╭─ Supplied material
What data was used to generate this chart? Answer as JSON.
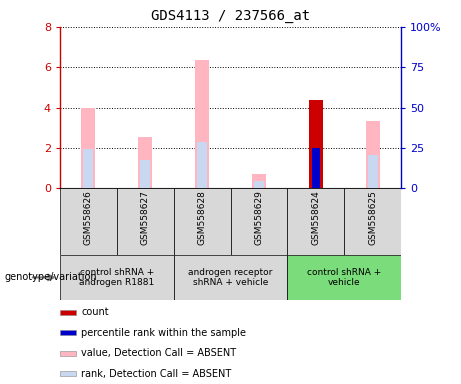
{
  "title": "GDS4113 / 237566_at",
  "samples": [
    "GSM558626",
    "GSM558627",
    "GSM558628",
    "GSM558629",
    "GSM558624",
    "GSM558625"
  ],
  "groups": [
    {
      "label": "control shRNA +\nandrogen R1881",
      "start": 0,
      "end": 1,
      "color": "#d8d8d8"
    },
    {
      "label": "androgen receptor\nshRNA + vehicle",
      "start": 2,
      "end": 3,
      "color": "#d8d8d8"
    },
    {
      "label": "control shRNA +\nvehicle",
      "start": 4,
      "end": 5,
      "color": "#7adc7a"
    }
  ],
  "pink_values": [
    4.0,
    2.55,
    6.35,
    0.7,
    0.0,
    3.35
  ],
  "blue_values": [
    1.95,
    1.4,
    2.3,
    0.35,
    0.0,
    1.65
  ],
  "red_values": [
    0.0,
    0.0,
    0.0,
    0.0,
    4.35,
    0.0
  ],
  "blue_dot_values": [
    0.0,
    0.0,
    0.0,
    0.0,
    2.0,
    0.0
  ],
  "ylim_left": [
    0,
    8
  ],
  "ylim_right": [
    0,
    100
  ],
  "yticks_left": [
    0,
    2,
    4,
    6,
    8
  ],
  "yticks_right": [
    0,
    25,
    50,
    75,
    100
  ],
  "ytick_labels_left": [
    "0",
    "2",
    "4",
    "6",
    "8"
  ],
  "ytick_labels_right": [
    "0",
    "25",
    "50",
    "75",
    "100%"
  ],
  "left_axis_color": "#cc0000",
  "right_axis_color": "#0000cc",
  "bar_width": 0.25,
  "sample_box_color": "#d8d8d8",
  "legend_items": [
    {
      "color": "#cc0000",
      "label": "count"
    },
    {
      "color": "#0000cc",
      "label": "percentile rank within the sample"
    },
    {
      "color": "#ffb6c1",
      "label": "value, Detection Call = ABSENT"
    },
    {
      "color": "#c8d8f0",
      "label": "rank, Detection Call = ABSENT"
    }
  ]
}
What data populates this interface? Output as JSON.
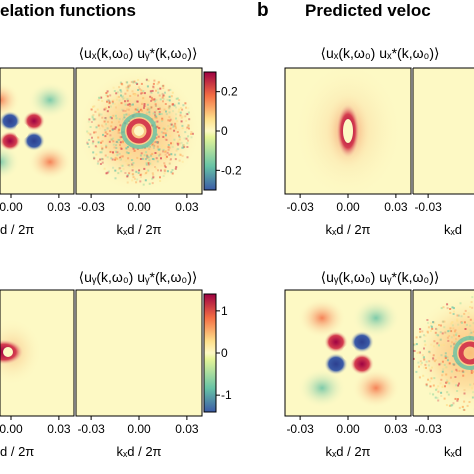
{
  "header": {
    "left_title": "elation functions",
    "panel_label_b": "b",
    "right_title": "Predicted veloc"
  },
  "panel_titles": {
    "uxuy": "⟨uₓ(k,ω₀) uᵧ*(k,ω₀)⟩",
    "uxux": "⟨uₓ(k,ω₀) uₓ*(k,ω₀)⟩",
    "uyuy": "⟨uᵧ(k,ω₀) uᵧ*(k,ω₀)⟩"
  },
  "axis_label_text": "kₓd / 2π",
  "axis_label_partial": "d / 2π",
  "axis_label_cut": "kₓd",
  "colors": {
    "high": "#9e0142",
    "mid_high": "#f46d43",
    "center": "#fdf9c4",
    "mid_low": "#66c2a5",
    "low": "#3b5ba7"
  },
  "chart_data": [
    {
      "type": "heatmap",
      "title": "⟨uₓ(k,ω₀) uᵧ*(k,ω₀)⟩",
      "xlabel": "kₓd / 2π",
      "x_ticks": [
        "-0.03",
        "0.00",
        "0.03"
      ],
      "colorbar": {
        "ticks": [
          "0.2",
          "0",
          "-0.2"
        ],
        "range": [
          -0.3,
          0.3
        ]
      },
      "pattern": "quadrupole"
    },
    {
      "type": "heatmap",
      "title": "⟨uᵧ(k,ω₀) uᵧ*(k,ω₀)⟩",
      "xlabel": "kₓd / 2π",
      "x_ticks": [
        "-0.03",
        "0.00",
        "0.03"
      ],
      "colorbar": {
        "ticks": [
          "1",
          "0",
          "-1"
        ],
        "range": [
          -1.4,
          1.4
        ]
      },
      "pattern": "horizontal-dipole"
    },
    {
      "type": "heatmap",
      "title": "⟨uₓ(k,ω₀) uₓ*(k,ω₀)⟩",
      "xlabel": "kₓd / 2π",
      "x_ticks": [
        "-0.03",
        "0.00",
        "0.03"
      ],
      "pattern": "vertical-dipole"
    },
    {
      "type": "heatmap",
      "title": "⟨uᵧ(k,ω₀) uᵧ*(k,ω₀)⟩",
      "xlabel": "kₓd / 2π",
      "x_ticks": [
        "-0.03",
        "0.00",
        "0.03"
      ],
      "pattern": "quadrupole"
    }
  ]
}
╰─
* [Task directions]: In the entries above, identify each line that includes the string "control", then copy it.

* [Full response]:
      "label": "control shRNA +\nandrogen R1881",
      "label": "control shRNA +\nvehicle",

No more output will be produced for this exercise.